Read the data and repeat it in full, exactly.

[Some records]
════════════════════

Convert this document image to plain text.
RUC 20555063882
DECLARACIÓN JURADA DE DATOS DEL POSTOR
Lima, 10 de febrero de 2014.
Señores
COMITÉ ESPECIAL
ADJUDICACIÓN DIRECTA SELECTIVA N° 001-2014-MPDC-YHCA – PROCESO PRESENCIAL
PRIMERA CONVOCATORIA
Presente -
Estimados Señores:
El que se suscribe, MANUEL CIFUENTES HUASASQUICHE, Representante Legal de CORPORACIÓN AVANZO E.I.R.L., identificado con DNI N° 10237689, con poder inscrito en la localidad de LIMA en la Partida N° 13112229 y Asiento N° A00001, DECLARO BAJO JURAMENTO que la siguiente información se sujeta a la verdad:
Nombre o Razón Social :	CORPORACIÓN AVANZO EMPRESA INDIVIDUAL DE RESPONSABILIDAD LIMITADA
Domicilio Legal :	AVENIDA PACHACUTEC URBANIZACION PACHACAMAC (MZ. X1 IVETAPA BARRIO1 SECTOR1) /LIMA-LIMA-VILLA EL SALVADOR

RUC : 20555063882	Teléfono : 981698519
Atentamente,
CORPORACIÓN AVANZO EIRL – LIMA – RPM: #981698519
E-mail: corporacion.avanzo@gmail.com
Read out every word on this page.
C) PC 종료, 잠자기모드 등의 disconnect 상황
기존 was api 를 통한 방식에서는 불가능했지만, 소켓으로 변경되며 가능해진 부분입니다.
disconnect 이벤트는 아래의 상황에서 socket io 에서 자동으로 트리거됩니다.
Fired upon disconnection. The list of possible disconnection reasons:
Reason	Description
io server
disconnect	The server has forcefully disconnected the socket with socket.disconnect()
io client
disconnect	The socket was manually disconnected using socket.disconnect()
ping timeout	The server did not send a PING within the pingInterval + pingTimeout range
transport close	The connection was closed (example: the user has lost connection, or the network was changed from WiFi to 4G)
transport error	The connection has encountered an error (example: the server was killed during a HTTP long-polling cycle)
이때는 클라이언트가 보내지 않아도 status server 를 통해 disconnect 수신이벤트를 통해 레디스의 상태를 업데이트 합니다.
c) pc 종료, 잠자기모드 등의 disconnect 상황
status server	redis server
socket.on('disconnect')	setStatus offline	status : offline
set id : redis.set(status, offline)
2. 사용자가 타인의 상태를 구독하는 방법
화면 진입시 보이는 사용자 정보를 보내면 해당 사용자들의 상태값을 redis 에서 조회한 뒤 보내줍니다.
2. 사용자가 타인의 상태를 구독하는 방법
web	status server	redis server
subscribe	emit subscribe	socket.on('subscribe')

════════════════════

Full output =
Convert this document image to plain text.
RUC 20555063882
DECLARACIÓN JURADA DE DATOS DEL POSTOR
Lima, 10 de febrero de 2014.
Señores
COMITÉ ESPECIAL
ADJUDICACIÓN DIRECTA SELECTIVA N° 001-2014-MPDC-YHCA – PROCESO PRESENCIAL
PRIMERA CONVOCATORIA
Presente -
Estimados Señores:
El que se suscribe, MANUEL CIFUENTES HUASASQUICHE, Representante Legal de CORPORACIÓN AVANZO E.I.R.L., identificado con DNI N° 10237689, con poder inscrito en la localidad de LIMA en la Partida N° 13112229 y Asiento N° A00001, DECLARO BAJO JURAMENTO que la siguiente información se sujeta a la verdad:
Nombre o Razón Social :	CORPORACIÓN AVANZO EMPRESA INDIVIDUAL DE RESPONSABILIDAD LIMITADA
Domicilio Legal :	AVENIDA PACHACUTEC URBANIZACION PACHACAMAC (MZ. X1 IVETAPA BARRIO1 SECTOR1) /LIMA-LIMA-VILLA EL SALVADOR

RUC : 20555063882	Teléfono : 981698519
Atentamente,
CORPORACIÓN AVANZO EIRL – LIMA – RPM: #981698519
E-mail: corporacion.avanzo@gmail.com
Read out every word on this page.
C) PC 종료, 잠자기모드 등의 disconnect 상황
기존 was api 를 통한 방식에서는 불가능했지만, 소켓으로 변경되며 가능해진 부분입니다.
disconnect 이벤트는 아래의 상황에서 socket io 에서 자동으로 트리거됩니다.
Fired upon disconnection. The list of possible disconnection reasons:
Reason	Description
io server
disconnect	The server has forcefully disconnected the socket with socket.disconnect()
io client
disconnect	The socket was manually disconnected using socket.disconnect()
ping timeout	The server did not send a PING within the pingInterval + pingTimeout range
transport close	The connection was closed (example: the user has lost connection, or the network was changed from WiFi to 4G)
transport error	The connection has encountered an error (example: the server was killed during a HTTP long-polling cycle)
이때는 클라이언트가 보내지 않아도 status server 를 통해 disconnect 수신이벤트를 통해 레디스의 상태를 업데이트 합니다.
c) pc 종료, 잠자기모드 등의 disconnect 상황
status server	redis server
socket.on('disconnect')	setStatus offline	status : offline
set id : redis.set(status, offline)
2. 사용자가 타인의 상태를 구독하는 방법
화면 진입시 보이는 사용자 정보를 보내면 해당 사용자들의 상태값을 redis 에서 조회한 뒤 보내줍니다.
2. 사용자가 타인의 상태를 구독하는 방법
web	status server	redis server
subscribe	emit subscribe	socket.on('subscribe')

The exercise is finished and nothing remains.